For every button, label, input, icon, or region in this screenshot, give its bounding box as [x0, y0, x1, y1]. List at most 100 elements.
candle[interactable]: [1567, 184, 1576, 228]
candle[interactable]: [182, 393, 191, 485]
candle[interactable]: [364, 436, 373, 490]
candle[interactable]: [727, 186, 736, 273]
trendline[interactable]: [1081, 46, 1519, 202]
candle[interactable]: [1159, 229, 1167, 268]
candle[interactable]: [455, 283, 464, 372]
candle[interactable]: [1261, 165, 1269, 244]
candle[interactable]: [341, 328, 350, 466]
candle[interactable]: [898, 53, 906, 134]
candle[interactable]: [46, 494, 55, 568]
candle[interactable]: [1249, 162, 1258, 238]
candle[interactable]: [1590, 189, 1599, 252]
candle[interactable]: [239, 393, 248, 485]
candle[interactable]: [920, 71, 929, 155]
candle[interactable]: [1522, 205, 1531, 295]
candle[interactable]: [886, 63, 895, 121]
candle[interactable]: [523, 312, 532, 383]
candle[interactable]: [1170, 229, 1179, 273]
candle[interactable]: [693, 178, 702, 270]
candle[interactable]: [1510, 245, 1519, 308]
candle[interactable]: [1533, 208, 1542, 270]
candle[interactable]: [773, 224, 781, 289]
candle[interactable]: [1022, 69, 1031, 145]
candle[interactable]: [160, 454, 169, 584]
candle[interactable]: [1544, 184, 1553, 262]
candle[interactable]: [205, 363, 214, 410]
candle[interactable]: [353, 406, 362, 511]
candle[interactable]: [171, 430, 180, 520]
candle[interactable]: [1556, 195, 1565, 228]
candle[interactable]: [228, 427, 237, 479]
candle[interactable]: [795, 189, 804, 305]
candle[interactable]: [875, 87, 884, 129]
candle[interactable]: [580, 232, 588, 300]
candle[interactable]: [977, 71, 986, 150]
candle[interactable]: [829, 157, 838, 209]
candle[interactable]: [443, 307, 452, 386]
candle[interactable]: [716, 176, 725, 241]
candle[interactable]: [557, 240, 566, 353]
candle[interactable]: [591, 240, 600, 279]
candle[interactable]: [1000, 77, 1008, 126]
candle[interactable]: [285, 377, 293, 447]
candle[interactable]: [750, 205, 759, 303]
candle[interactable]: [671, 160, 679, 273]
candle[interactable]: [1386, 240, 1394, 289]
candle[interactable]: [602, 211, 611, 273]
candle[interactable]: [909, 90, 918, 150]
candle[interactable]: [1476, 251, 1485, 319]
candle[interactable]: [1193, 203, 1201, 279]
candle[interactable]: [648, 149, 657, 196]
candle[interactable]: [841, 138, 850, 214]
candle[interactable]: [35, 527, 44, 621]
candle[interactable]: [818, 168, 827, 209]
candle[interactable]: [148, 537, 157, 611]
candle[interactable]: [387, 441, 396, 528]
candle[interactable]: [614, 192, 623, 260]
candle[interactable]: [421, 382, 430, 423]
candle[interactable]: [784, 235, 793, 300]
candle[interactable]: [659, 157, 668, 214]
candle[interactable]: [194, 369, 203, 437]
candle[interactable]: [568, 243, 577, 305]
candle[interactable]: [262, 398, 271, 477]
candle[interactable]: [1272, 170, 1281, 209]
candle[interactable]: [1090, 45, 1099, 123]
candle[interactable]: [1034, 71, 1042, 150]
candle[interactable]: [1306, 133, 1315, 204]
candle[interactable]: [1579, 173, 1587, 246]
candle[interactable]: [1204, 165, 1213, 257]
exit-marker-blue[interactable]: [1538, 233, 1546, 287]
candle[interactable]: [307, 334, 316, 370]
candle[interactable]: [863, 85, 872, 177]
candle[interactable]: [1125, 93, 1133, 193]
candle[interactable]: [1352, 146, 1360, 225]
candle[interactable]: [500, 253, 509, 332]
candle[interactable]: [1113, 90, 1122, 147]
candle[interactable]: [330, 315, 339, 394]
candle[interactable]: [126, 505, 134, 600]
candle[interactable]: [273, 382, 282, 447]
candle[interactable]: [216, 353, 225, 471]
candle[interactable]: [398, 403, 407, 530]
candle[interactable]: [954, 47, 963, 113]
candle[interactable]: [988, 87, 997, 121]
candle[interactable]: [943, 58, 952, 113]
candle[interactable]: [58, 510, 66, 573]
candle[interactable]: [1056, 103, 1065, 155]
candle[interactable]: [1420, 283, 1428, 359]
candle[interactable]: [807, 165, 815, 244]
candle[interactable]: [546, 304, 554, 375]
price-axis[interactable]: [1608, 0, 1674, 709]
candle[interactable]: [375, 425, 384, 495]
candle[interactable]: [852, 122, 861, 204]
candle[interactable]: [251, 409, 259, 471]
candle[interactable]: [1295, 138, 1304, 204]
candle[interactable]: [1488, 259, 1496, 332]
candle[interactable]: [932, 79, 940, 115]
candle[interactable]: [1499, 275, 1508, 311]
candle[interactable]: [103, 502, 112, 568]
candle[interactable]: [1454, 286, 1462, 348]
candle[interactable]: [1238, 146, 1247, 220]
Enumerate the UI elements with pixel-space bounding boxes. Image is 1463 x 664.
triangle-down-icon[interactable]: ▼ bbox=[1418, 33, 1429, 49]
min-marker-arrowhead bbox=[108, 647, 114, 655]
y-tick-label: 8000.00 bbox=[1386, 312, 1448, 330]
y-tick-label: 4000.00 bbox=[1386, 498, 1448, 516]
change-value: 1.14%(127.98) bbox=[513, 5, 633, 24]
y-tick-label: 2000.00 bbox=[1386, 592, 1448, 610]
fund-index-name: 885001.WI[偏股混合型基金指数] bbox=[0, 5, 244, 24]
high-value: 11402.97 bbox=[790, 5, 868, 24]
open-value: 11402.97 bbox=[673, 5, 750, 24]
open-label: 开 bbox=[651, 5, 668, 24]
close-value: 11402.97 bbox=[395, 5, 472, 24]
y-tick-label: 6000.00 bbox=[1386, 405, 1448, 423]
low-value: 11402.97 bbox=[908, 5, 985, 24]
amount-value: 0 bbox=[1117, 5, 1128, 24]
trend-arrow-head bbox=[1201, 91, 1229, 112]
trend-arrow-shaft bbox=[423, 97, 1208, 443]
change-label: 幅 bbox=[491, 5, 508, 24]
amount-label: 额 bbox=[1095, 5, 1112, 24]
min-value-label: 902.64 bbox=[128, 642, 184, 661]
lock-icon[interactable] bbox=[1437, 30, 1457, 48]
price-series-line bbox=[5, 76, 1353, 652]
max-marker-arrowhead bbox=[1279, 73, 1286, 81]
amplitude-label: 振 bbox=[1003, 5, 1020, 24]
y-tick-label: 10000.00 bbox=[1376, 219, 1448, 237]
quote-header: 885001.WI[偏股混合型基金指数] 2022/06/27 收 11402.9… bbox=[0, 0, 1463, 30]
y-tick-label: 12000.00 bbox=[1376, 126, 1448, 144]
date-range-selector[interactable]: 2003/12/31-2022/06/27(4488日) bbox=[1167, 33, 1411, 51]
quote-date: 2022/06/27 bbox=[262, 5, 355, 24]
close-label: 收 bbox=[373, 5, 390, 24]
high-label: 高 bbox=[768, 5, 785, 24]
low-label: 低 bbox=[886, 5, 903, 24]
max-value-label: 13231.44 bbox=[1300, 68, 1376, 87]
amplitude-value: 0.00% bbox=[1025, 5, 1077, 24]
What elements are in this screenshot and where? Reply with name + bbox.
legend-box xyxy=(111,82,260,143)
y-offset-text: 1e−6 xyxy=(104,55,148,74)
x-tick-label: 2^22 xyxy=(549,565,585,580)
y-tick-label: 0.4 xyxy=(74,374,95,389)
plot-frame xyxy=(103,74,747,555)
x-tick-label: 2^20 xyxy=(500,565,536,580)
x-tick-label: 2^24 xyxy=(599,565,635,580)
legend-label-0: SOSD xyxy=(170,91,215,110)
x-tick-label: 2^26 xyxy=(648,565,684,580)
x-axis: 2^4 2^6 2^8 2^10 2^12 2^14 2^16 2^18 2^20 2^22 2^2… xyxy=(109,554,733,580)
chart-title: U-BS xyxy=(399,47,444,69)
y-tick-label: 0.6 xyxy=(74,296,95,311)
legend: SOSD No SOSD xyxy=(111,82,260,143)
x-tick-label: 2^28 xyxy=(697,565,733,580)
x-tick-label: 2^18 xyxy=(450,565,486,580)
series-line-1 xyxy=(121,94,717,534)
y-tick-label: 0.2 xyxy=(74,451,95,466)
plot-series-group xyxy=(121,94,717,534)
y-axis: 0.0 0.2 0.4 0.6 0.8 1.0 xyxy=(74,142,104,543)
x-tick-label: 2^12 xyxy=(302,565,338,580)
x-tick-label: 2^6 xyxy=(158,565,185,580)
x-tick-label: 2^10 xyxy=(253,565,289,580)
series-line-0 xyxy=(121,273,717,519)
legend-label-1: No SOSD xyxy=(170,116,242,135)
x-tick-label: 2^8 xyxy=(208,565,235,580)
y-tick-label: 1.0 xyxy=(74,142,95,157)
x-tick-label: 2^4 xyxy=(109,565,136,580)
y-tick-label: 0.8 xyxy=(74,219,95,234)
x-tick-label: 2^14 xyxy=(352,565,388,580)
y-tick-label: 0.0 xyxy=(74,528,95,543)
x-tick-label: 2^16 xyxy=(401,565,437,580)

WORK INSTRUCTIONS:
In the listing above, how many lines contain the string "SOSD" with the same upper and lower case? Reply with the number only.

ANSWER IN FULL:
3